PROVIDED RECORDS:
________________________

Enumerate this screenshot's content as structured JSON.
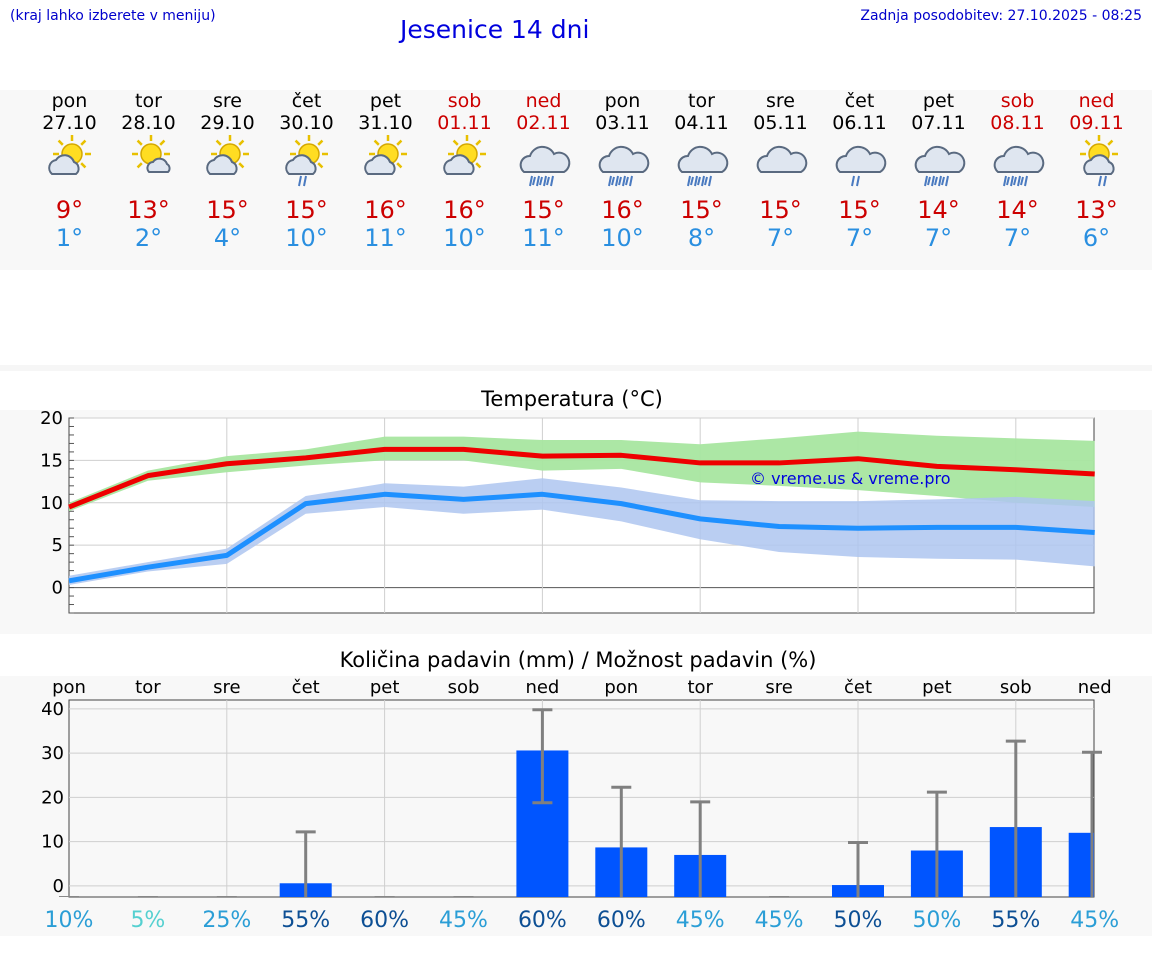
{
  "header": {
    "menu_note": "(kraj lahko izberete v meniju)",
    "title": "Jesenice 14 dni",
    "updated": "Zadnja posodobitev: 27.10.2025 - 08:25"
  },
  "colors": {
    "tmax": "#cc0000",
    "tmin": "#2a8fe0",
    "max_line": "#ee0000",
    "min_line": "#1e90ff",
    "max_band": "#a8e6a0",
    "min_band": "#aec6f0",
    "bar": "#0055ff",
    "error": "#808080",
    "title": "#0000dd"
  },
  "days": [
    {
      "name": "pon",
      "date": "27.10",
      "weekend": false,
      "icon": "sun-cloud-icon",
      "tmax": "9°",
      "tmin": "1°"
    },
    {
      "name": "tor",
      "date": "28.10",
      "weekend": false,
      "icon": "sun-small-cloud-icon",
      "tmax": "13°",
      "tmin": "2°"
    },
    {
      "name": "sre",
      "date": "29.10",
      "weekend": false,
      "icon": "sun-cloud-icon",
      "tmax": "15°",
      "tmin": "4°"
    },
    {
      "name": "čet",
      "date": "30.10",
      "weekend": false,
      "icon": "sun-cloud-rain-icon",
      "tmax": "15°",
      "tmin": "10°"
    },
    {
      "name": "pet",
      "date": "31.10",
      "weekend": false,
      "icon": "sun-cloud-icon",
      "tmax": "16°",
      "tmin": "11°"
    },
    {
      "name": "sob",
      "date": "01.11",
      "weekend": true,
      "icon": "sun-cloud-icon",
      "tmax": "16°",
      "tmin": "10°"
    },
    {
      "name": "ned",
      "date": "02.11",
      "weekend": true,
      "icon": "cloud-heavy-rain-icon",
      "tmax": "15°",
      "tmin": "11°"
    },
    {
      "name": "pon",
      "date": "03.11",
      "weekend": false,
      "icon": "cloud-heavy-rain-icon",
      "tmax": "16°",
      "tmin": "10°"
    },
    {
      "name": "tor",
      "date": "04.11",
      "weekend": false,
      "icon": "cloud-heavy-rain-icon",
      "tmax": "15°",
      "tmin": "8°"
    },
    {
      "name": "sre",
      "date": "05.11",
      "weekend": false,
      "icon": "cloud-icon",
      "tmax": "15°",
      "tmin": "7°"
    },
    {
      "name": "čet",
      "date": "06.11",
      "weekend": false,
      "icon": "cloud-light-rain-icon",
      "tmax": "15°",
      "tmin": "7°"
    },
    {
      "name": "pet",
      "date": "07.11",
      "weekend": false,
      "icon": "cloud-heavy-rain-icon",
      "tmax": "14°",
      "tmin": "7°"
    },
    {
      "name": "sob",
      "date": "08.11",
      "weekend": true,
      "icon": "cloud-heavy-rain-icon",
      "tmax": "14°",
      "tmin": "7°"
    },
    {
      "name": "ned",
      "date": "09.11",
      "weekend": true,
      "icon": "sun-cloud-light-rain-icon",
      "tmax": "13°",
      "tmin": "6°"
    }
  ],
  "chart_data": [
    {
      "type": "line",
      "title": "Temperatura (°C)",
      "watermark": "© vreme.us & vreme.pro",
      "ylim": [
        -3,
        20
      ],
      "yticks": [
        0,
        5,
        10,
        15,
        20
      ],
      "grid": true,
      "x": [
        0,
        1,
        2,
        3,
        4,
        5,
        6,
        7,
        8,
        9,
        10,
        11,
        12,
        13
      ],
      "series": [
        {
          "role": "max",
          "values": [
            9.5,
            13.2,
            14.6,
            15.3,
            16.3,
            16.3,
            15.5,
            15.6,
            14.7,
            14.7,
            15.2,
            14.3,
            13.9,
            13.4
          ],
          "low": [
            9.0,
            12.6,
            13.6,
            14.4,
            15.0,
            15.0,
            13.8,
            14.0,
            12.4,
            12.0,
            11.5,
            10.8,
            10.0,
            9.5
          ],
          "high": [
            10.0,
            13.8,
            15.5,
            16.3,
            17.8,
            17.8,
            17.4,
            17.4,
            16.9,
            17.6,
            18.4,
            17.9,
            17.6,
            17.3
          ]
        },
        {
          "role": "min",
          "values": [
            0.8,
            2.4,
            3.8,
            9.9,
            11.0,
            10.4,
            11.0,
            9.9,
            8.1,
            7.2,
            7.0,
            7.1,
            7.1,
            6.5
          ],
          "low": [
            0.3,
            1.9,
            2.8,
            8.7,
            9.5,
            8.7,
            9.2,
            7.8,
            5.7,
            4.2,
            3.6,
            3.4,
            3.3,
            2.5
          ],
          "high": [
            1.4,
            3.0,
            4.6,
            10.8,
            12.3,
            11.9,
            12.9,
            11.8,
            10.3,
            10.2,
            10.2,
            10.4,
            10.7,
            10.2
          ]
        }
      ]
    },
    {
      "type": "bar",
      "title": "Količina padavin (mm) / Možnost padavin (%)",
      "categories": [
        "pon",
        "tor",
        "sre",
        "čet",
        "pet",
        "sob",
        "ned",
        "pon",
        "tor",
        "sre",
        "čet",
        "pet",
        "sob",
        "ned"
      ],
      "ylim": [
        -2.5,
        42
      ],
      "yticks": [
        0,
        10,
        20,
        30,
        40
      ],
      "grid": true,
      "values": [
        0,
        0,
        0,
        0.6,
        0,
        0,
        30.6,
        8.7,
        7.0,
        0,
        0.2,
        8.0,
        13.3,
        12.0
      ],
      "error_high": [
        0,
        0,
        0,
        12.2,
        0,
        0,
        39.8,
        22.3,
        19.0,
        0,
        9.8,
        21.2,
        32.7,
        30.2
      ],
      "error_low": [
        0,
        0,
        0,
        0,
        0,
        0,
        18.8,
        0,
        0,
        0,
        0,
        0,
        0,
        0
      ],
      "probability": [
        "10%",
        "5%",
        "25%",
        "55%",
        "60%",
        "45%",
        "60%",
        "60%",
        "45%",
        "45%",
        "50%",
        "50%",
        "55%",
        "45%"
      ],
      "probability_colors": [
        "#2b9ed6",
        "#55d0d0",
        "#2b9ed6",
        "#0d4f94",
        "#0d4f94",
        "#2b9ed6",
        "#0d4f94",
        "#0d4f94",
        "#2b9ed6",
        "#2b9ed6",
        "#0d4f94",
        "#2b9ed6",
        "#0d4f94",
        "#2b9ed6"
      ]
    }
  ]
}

________________________

TASK DIRECTIONS: The records above are to be quoted exactly, with all pictures left out.

ANSWER TO THIS TASK:
Enumerate this screenshot's content as structured JSON.
{
  "header": {
    "menu_note": "(kraj lahko izberete v meniju)",
    "title": "Jesenice 14 dni",
    "updated": "Zadnja posodobitev: 27.10.2025 - 08:25"
  },
  "colors": {
    "tmax": "#cc0000",
    "tmin": "#2a8fe0",
    "max_line": "#ee0000",
    "min_line": "#1e90ff",
    "max_band": "#a8e6a0",
    "min_band": "#aec6f0",
    "bar": "#0055ff",
    "error": "#808080",
    "title": "#0000dd"
  },
  "days": [
    {
      "name": "pon",
      "date": "27.10",
      "weekend": false,
      "icon": "sun-cloud-icon",
      "tmax": "9°",
      "tmin": "1°"
    },
    {
      "name": "tor",
      "date": "28.10",
      "weekend": false,
      "icon": "sun-small-cloud-icon",
      "tmax": "13°",
      "tmin": "2°"
    },
    {
      "name": "sre",
      "date": "29.10",
      "weekend": false,
      "icon": "sun-cloud-icon",
      "tmax": "15°",
      "tmin": "4°"
    },
    {
      "name": "čet",
      "date": "30.10",
      "weekend": false,
      "icon": "sun-cloud-rain-icon",
      "tmax": "15°",
      "tmin": "10°"
    },
    {
      "name": "pet",
      "date": "31.10",
      "weekend": false,
      "icon": "sun-cloud-icon",
      "tmax": "16°",
      "tmin": "11°"
    },
    {
      "name": "sob",
      "date": "01.11",
      "weekend": true,
      "icon": "sun-cloud-icon",
      "tmax": "16°",
      "tmin": "10°"
    },
    {
      "name": "ned",
      "date": "02.11",
      "weekend": true,
      "icon": "cloud-heavy-rain-icon",
      "tmax": "15°",
      "tmin": "11°"
    },
    {
      "name": "pon",
      "date": "03.11",
      "weekend": false,
      "icon": "cloud-heavy-rain-icon",
      "tmax": "16°",
      "tmin": "10°"
    },
    {
      "name": "tor",
      "date": "04.11",
      "weekend": false,
      "icon": "cloud-heavy-rain-icon",
      "tmax": "15°",
      "tmin": "8°"
    },
    {
      "name": "sre",
      "date": "05.11",
      "weekend": false,
      "icon": "cloud-icon",
      "tmax": "15°",
      "tmin": "7°"
    },
    {
      "name": "čet",
      "date": "06.11",
      "weekend": false,
      "icon": "cloud-light-rain-icon",
      "tmax": "15°",
      "tmin": "7°"
    },
    {
      "name": "pet",
      "date": "07.11",
      "weekend": false,
      "icon": "cloud-heavy-rain-icon",
      "tmax": "14°",
      "tmin": "7°"
    },
    {
      "name": "sob",
      "date": "08.11",
      "weekend": true,
      "icon": "cloud-heavy-rain-icon",
      "tmax": "14°",
      "tmin": "7°"
    },
    {
      "name": "ned",
      "date": "09.11",
      "weekend": true,
      "icon": "sun-cloud-light-rain-icon",
      "tmax": "13°",
      "tmin": "6°"
    }
  ],
  "chart_data": [
    {
      "type": "line",
      "title": "Temperatura (°C)",
      "watermark": "© vreme.us & vreme.pro",
      "ylim": [
        -3,
        20
      ],
      "yticks": [
        0,
        5,
        10,
        15,
        20
      ],
      "grid": true,
      "x": [
        0,
        1,
        2,
        3,
        4,
        5,
        6,
        7,
        8,
        9,
        10,
        11,
        12,
        13
      ],
      "series": [
        {
          "role": "max",
          "values": [
            9.5,
            13.2,
            14.6,
            15.3,
            16.3,
            16.3,
            15.5,
            15.6,
            14.7,
            14.7,
            15.2,
            14.3,
            13.9,
            13.4
          ],
          "low": [
            9.0,
            12.6,
            13.6,
            14.4,
            15.0,
            15.0,
            13.8,
            14.0,
            12.4,
            12.0,
            11.5,
            10.8,
            10.0,
            9.5
          ],
          "high": [
            10.0,
            13.8,
            15.5,
            16.3,
            17.8,
            17.8,
            17.4,
            17.4,
            16.9,
            17.6,
            18.4,
            17.9,
            17.6,
            17.3
          ]
        },
        {
          "role": "min",
          "values": [
            0.8,
            2.4,
            3.8,
            9.9,
            11.0,
            10.4,
            11.0,
            9.9,
            8.1,
            7.2,
            7.0,
            7.1,
            7.1,
            6.5
          ],
          "low": [
            0.3,
            1.9,
            2.8,
            8.7,
            9.5,
            8.7,
            9.2,
            7.8,
            5.7,
            4.2,
            3.6,
            3.4,
            3.3,
            2.5
          ],
          "high": [
            1.4,
            3.0,
            4.6,
            10.8,
            12.3,
            11.9,
            12.9,
            11.8,
            10.3,
            10.2,
            10.2,
            10.4,
            10.7,
            10.2
          ]
        }
      ]
    },
    {
      "type": "bar",
      "title": "Količina padavin (mm) / Možnost padavin (%)",
      "categories": [
        "pon",
        "tor",
        "sre",
        "čet",
        "pet",
        "sob",
        "ned",
        "pon",
        "tor",
        "sre",
        "čet",
        "pet",
        "sob",
        "ned"
      ],
      "ylim": [
        -2.5,
        42
      ],
      "yticks": [
        0,
        10,
        20,
        30,
        40
      ],
      "grid": true,
      "values": [
        0,
        0,
        0,
        0.6,
        0,
        0,
        30.6,
        8.7,
        7.0,
        0,
        0.2,
        8.0,
        13.3,
        12.0
      ],
      "error_high": [
        0,
        0,
        0,
        12.2,
        0,
        0,
        39.8,
        22.3,
        19.0,
        0,
        9.8,
        21.2,
        32.7,
        30.2
      ],
      "error_low": [
        0,
        0,
        0,
        0,
        0,
        0,
        18.8,
        0,
        0,
        0,
        0,
        0,
        0,
        0
      ],
      "probability": [
        "10%",
        "5%",
        "25%",
        "55%",
        "60%",
        "45%",
        "60%",
        "60%",
        "45%",
        "45%",
        "50%",
        "50%",
        "55%",
        "45%"
      ],
      "probability_colors": [
        "#2b9ed6",
        "#55d0d0",
        "#2b9ed6",
        "#0d4f94",
        "#0d4f94",
        "#2b9ed6",
        "#0d4f94",
        "#0d4f94",
        "#2b9ed6",
        "#2b9ed6",
        "#0d4f94",
        "#2b9ed6",
        "#0d4f94",
        "#2b9ed6"
      ]
    }
  ]
}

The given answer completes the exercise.